Data rows:
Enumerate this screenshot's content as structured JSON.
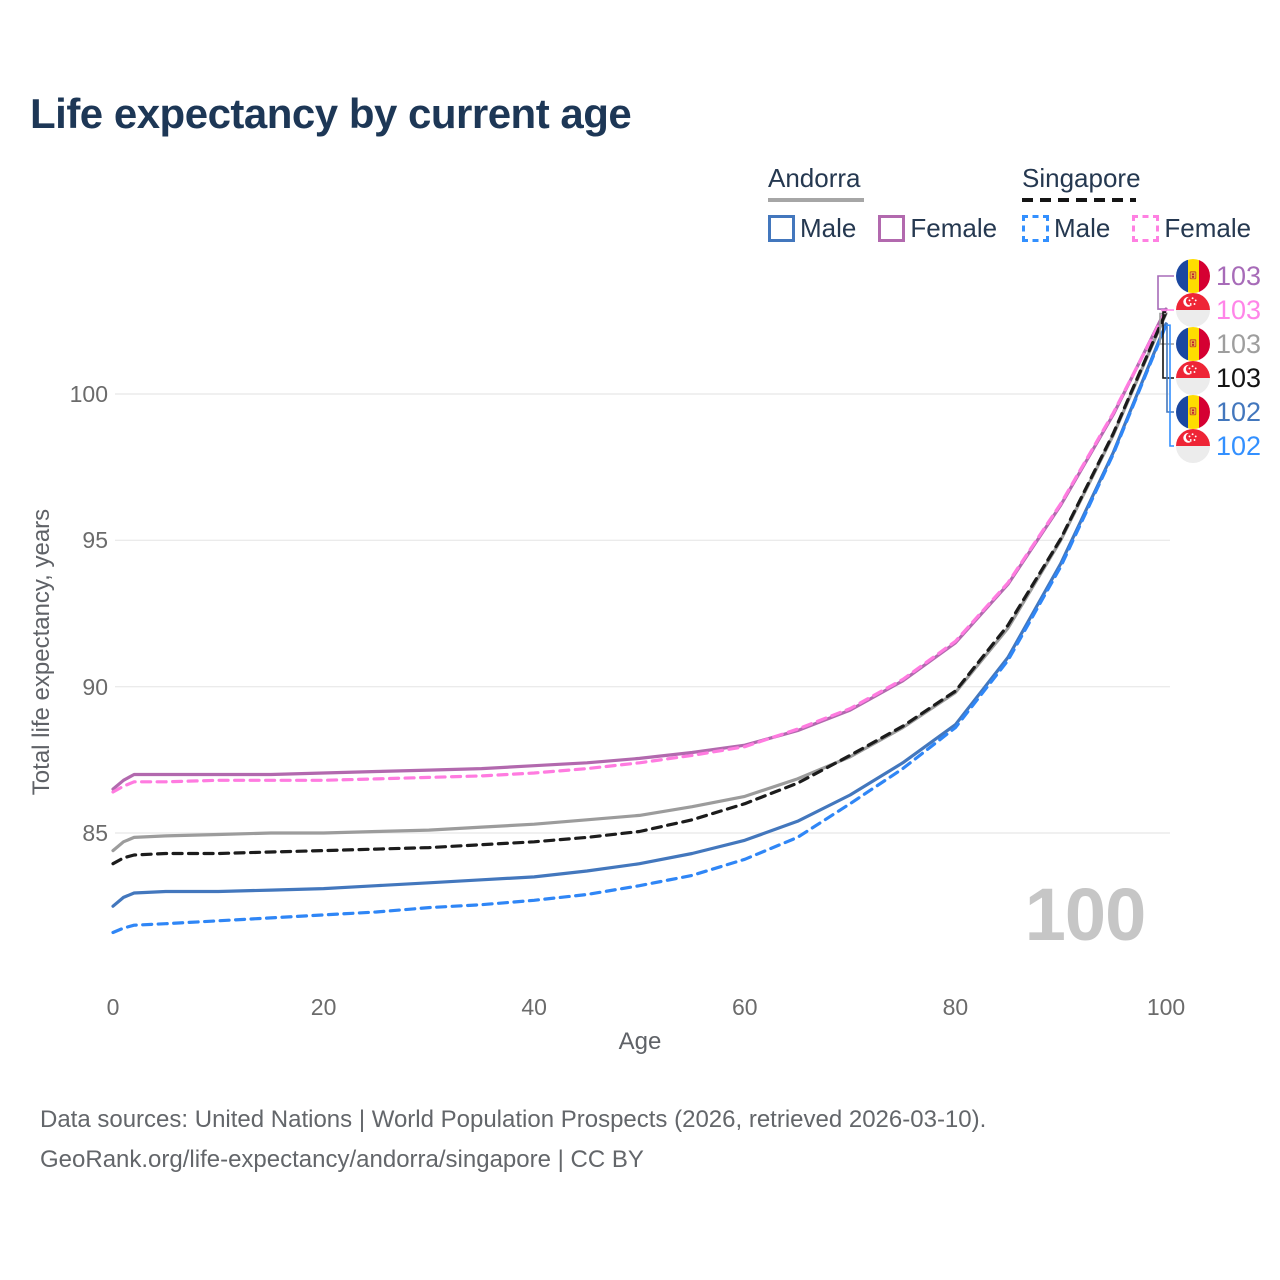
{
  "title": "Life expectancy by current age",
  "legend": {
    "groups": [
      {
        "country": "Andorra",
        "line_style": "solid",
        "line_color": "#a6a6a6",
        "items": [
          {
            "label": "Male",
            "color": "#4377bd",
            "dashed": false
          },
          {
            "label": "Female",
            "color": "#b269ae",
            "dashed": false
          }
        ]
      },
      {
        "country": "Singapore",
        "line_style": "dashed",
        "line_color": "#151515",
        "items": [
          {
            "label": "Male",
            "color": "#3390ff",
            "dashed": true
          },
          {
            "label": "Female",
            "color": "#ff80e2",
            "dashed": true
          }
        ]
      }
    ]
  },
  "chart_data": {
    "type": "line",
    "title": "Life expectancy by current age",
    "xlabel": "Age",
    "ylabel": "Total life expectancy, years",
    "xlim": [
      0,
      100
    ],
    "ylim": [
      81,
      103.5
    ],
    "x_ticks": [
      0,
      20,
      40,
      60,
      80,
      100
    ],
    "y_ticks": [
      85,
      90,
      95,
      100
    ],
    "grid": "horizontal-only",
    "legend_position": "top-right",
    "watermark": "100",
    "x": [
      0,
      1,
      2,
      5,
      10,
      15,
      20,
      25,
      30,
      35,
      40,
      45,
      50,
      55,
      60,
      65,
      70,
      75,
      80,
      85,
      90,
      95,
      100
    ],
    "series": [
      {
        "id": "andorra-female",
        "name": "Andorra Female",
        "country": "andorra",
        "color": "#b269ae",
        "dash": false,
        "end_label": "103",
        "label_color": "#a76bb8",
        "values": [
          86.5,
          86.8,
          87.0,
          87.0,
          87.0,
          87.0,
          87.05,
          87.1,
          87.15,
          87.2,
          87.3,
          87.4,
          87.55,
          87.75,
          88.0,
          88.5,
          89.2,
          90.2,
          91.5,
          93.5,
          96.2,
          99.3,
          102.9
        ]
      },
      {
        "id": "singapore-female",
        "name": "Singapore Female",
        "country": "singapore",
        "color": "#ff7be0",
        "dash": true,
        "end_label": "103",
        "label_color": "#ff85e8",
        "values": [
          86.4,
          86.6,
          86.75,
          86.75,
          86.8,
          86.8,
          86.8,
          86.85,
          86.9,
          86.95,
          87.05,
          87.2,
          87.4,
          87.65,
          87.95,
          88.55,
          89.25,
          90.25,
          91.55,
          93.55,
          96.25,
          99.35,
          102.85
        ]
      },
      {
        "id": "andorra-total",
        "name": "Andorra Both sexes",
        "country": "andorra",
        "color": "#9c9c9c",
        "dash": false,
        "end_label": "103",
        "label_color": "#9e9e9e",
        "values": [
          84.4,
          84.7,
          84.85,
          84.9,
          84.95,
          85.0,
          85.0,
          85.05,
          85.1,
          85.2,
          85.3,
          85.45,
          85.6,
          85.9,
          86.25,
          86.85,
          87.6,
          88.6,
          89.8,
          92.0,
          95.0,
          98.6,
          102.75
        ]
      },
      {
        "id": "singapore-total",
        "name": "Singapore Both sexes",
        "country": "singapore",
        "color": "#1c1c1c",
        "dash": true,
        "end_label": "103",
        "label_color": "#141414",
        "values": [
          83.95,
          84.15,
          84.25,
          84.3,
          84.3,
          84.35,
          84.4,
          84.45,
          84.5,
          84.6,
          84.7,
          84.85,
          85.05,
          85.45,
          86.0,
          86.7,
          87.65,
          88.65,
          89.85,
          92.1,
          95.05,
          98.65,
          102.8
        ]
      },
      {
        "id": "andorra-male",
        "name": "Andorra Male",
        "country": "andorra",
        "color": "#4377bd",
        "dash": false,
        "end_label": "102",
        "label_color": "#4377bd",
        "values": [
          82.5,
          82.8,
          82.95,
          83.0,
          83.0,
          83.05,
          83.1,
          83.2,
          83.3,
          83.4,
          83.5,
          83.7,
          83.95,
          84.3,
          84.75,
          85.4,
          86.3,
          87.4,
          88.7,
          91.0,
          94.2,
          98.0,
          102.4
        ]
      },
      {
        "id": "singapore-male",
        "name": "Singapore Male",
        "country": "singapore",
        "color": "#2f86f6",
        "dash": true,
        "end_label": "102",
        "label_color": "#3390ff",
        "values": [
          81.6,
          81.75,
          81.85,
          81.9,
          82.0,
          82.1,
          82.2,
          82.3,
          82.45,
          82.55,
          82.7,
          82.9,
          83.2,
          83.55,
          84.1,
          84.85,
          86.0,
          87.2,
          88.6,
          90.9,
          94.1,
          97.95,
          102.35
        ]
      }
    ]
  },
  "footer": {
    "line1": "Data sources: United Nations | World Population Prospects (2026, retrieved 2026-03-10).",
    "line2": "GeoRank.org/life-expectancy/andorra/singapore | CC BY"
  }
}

What to produce: Leave the images out and output the remaining material exactly as it stands.

Exercise output:
Enumerate this screenshot's content as structured JSON.
{
  "title": "Life expectancy by current age",
  "legend": {
    "groups": [
      {
        "country": "Andorra",
        "line_style": "solid",
        "line_color": "#a6a6a6",
        "items": [
          {
            "label": "Male",
            "color": "#4377bd",
            "dashed": false
          },
          {
            "label": "Female",
            "color": "#b269ae",
            "dashed": false
          }
        ]
      },
      {
        "country": "Singapore",
        "line_style": "dashed",
        "line_color": "#151515",
        "items": [
          {
            "label": "Male",
            "color": "#3390ff",
            "dashed": true
          },
          {
            "label": "Female",
            "color": "#ff80e2",
            "dashed": true
          }
        ]
      }
    ]
  },
  "chart_data": {
    "type": "line",
    "title": "Life expectancy by current age",
    "xlabel": "Age",
    "ylabel": "Total life expectancy, years",
    "xlim": [
      0,
      100
    ],
    "ylim": [
      81,
      103.5
    ],
    "x_ticks": [
      0,
      20,
      40,
      60,
      80,
      100
    ],
    "y_ticks": [
      85,
      90,
      95,
      100
    ],
    "grid": "horizontal-only",
    "legend_position": "top-right",
    "watermark": "100",
    "x": [
      0,
      1,
      2,
      5,
      10,
      15,
      20,
      25,
      30,
      35,
      40,
      45,
      50,
      55,
      60,
      65,
      70,
      75,
      80,
      85,
      90,
      95,
      100
    ],
    "series": [
      {
        "id": "andorra-female",
        "name": "Andorra Female",
        "country": "andorra",
        "color": "#b269ae",
        "dash": false,
        "end_label": "103",
        "label_color": "#a76bb8",
        "values": [
          86.5,
          86.8,
          87.0,
          87.0,
          87.0,
          87.0,
          87.05,
          87.1,
          87.15,
          87.2,
          87.3,
          87.4,
          87.55,
          87.75,
          88.0,
          88.5,
          89.2,
          90.2,
          91.5,
          93.5,
          96.2,
          99.3,
          102.9
        ]
      },
      {
        "id": "singapore-female",
        "name": "Singapore Female",
        "country": "singapore",
        "color": "#ff7be0",
        "dash": true,
        "end_label": "103",
        "label_color": "#ff85e8",
        "values": [
          86.4,
          86.6,
          86.75,
          86.75,
          86.8,
          86.8,
          86.8,
          86.85,
          86.9,
          86.95,
          87.05,
          87.2,
          87.4,
          87.65,
          87.95,
          88.55,
          89.25,
          90.25,
          91.55,
          93.55,
          96.25,
          99.35,
          102.85
        ]
      },
      {
        "id": "andorra-total",
        "name": "Andorra Both sexes",
        "country": "andorra",
        "color": "#9c9c9c",
        "dash": false,
        "end_label": "103",
        "label_color": "#9e9e9e",
        "values": [
          84.4,
          84.7,
          84.85,
          84.9,
          84.95,
          85.0,
          85.0,
          85.05,
          85.1,
          85.2,
          85.3,
          85.45,
          85.6,
          85.9,
          86.25,
          86.85,
          87.6,
          88.6,
          89.8,
          92.0,
          95.0,
          98.6,
          102.75
        ]
      },
      {
        "id": "singapore-total",
        "name": "Singapore Both sexes",
        "country": "singapore",
        "color": "#1c1c1c",
        "dash": true,
        "end_label": "103",
        "label_color": "#141414",
        "values": [
          83.95,
          84.15,
          84.25,
          84.3,
          84.3,
          84.35,
          84.4,
          84.45,
          84.5,
          84.6,
          84.7,
          84.85,
          85.05,
          85.45,
          86.0,
          86.7,
          87.65,
          88.65,
          89.85,
          92.1,
          95.05,
          98.65,
          102.8
        ]
      },
      {
        "id": "andorra-male",
        "name": "Andorra Male",
        "country": "andorra",
        "color": "#4377bd",
        "dash": false,
        "end_label": "102",
        "label_color": "#4377bd",
        "values": [
          82.5,
          82.8,
          82.95,
          83.0,
          83.0,
          83.05,
          83.1,
          83.2,
          83.3,
          83.4,
          83.5,
          83.7,
          83.95,
          84.3,
          84.75,
          85.4,
          86.3,
          87.4,
          88.7,
          91.0,
          94.2,
          98.0,
          102.4
        ]
      },
      {
        "id": "singapore-male",
        "name": "Singapore Male",
        "country": "singapore",
        "color": "#2f86f6",
        "dash": true,
        "end_label": "102",
        "label_color": "#3390ff",
        "values": [
          81.6,
          81.75,
          81.85,
          81.9,
          82.0,
          82.1,
          82.2,
          82.3,
          82.45,
          82.55,
          82.7,
          82.9,
          83.2,
          83.55,
          84.1,
          84.85,
          86.0,
          87.2,
          88.6,
          90.9,
          94.1,
          97.95,
          102.35
        ]
      }
    ]
  },
  "footer": {
    "line1": "Data sources: United Nations | World Population Prospects (2026, retrieved 2026-03-10).",
    "line2": "GeoRank.org/life-expectancy/andorra/singapore | CC BY"
  }
}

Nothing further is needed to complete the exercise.